Look through the material below. Copy each line that contains the string "Доросла".

================================

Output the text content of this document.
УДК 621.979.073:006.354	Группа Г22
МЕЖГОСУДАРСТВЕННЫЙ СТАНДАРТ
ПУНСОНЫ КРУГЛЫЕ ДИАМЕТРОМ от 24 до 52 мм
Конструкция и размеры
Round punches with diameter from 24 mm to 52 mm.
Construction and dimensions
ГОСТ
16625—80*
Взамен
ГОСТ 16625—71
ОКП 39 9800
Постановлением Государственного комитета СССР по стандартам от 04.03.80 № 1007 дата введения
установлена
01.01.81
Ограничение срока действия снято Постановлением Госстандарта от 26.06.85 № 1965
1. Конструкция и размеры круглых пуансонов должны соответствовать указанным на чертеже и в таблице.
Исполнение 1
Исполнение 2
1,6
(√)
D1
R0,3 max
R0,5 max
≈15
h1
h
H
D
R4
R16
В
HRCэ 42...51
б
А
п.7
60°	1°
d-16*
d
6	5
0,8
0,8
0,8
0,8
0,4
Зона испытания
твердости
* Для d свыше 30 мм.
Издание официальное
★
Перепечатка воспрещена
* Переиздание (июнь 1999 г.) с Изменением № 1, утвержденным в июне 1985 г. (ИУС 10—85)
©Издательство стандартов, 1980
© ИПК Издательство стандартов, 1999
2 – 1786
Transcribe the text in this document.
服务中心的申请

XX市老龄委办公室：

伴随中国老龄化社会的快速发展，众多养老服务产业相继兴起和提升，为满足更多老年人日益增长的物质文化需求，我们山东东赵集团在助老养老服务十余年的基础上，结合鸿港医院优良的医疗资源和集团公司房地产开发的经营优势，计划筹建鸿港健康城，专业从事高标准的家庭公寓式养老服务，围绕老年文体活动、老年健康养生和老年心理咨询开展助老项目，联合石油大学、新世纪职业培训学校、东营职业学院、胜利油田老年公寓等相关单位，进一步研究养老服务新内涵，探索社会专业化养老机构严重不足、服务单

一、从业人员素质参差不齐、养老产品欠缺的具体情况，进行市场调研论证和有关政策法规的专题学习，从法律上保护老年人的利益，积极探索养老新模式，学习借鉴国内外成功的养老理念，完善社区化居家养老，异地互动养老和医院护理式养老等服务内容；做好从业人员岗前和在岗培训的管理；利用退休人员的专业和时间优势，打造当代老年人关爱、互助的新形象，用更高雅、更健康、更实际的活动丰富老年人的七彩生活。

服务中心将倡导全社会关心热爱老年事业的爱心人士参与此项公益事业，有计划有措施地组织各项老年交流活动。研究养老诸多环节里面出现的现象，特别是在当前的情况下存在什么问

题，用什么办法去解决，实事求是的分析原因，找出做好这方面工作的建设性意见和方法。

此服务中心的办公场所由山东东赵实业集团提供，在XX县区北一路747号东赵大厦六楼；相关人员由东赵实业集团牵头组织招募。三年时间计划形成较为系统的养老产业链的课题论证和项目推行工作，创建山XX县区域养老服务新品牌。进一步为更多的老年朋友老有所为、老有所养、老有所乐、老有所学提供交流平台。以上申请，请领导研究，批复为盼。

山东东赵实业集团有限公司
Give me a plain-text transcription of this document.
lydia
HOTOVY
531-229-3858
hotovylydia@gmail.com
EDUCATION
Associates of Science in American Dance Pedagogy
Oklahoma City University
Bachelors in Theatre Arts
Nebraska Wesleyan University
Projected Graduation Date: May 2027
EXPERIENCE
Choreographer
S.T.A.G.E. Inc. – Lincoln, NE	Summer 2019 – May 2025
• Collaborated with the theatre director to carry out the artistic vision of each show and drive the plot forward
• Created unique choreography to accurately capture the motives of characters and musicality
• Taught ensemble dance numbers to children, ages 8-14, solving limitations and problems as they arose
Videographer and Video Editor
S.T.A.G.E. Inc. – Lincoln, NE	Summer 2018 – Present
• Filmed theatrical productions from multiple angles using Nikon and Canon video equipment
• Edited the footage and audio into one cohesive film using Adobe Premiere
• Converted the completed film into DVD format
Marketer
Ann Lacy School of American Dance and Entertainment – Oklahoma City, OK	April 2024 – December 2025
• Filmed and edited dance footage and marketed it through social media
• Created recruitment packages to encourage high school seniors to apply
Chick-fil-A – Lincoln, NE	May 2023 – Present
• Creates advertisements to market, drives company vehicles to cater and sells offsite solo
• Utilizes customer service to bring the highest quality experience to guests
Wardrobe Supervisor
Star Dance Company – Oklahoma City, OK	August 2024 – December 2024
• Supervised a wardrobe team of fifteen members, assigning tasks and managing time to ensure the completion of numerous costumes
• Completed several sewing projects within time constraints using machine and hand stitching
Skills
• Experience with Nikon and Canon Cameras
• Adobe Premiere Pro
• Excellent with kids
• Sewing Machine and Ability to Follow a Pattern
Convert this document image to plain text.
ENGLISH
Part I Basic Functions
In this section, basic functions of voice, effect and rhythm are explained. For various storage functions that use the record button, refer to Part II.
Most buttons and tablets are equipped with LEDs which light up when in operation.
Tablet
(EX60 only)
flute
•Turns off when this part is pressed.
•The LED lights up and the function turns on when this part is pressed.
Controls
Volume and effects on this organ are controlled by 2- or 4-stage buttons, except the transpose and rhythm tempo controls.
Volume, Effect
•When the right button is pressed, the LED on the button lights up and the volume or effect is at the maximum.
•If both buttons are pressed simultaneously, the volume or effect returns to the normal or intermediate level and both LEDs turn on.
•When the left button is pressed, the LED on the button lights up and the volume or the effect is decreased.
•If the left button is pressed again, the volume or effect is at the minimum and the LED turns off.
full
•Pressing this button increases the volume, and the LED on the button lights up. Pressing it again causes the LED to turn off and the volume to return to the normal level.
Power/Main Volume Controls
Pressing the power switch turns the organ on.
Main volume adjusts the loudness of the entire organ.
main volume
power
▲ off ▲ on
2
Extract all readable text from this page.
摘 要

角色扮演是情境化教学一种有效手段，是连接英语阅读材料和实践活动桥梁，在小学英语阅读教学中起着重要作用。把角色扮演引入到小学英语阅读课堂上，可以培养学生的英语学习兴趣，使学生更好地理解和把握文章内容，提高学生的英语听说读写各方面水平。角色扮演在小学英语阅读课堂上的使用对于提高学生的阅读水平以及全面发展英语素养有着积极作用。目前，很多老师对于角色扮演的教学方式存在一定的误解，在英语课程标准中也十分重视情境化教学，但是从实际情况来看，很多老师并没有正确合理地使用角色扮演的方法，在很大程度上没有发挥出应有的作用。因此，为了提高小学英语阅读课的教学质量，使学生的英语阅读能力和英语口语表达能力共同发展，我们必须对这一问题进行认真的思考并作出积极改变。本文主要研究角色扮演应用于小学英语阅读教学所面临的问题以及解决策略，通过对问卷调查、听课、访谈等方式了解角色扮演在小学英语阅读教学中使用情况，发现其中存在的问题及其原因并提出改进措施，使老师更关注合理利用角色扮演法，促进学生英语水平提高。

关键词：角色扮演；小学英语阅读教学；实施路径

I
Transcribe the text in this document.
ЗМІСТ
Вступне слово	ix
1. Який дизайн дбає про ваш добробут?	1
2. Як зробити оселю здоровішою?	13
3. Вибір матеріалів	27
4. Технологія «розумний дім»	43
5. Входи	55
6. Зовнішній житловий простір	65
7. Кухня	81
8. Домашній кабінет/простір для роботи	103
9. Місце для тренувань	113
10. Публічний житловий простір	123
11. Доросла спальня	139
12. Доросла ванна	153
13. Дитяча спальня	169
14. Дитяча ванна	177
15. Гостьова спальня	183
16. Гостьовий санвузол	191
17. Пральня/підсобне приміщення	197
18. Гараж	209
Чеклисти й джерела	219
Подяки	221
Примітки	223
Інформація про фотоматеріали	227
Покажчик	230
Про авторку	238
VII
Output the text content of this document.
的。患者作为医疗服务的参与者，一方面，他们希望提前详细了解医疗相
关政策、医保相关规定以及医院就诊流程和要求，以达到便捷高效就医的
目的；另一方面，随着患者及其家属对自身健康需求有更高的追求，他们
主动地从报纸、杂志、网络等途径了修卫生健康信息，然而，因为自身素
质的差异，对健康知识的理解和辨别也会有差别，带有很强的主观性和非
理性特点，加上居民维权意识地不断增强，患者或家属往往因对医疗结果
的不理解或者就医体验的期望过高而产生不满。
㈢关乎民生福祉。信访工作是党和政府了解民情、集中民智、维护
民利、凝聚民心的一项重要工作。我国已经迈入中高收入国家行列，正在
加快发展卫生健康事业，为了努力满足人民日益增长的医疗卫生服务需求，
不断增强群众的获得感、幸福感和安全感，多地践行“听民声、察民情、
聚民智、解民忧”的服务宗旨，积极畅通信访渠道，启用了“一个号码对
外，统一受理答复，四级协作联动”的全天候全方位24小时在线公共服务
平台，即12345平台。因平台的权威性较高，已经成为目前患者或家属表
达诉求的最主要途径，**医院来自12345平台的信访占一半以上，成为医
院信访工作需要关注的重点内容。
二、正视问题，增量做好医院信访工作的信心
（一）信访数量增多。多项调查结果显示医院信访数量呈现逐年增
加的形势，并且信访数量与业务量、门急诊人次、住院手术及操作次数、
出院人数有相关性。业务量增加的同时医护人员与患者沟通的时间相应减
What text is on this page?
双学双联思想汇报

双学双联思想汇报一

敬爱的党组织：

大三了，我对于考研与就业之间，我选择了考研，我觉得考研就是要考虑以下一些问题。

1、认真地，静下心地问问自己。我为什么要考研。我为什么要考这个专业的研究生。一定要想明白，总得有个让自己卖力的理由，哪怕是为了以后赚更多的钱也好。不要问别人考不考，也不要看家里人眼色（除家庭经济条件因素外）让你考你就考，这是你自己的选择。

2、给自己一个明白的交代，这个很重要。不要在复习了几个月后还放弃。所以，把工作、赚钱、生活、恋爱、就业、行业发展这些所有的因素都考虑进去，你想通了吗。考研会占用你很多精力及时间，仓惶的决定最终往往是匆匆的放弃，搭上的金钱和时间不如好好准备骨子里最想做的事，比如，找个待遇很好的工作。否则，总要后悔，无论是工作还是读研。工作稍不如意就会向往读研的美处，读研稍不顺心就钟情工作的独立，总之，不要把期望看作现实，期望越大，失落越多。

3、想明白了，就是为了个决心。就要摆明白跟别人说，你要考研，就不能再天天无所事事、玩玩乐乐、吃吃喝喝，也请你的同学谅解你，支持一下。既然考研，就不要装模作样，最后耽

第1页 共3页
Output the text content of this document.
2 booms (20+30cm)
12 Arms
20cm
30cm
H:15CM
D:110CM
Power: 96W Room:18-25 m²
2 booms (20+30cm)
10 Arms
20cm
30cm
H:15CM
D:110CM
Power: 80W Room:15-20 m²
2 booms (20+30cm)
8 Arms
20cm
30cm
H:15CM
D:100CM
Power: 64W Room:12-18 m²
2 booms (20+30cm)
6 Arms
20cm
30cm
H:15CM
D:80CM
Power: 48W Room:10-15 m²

================================

# Answer
11. Доросла спальня	139
12. Доросла ванна	153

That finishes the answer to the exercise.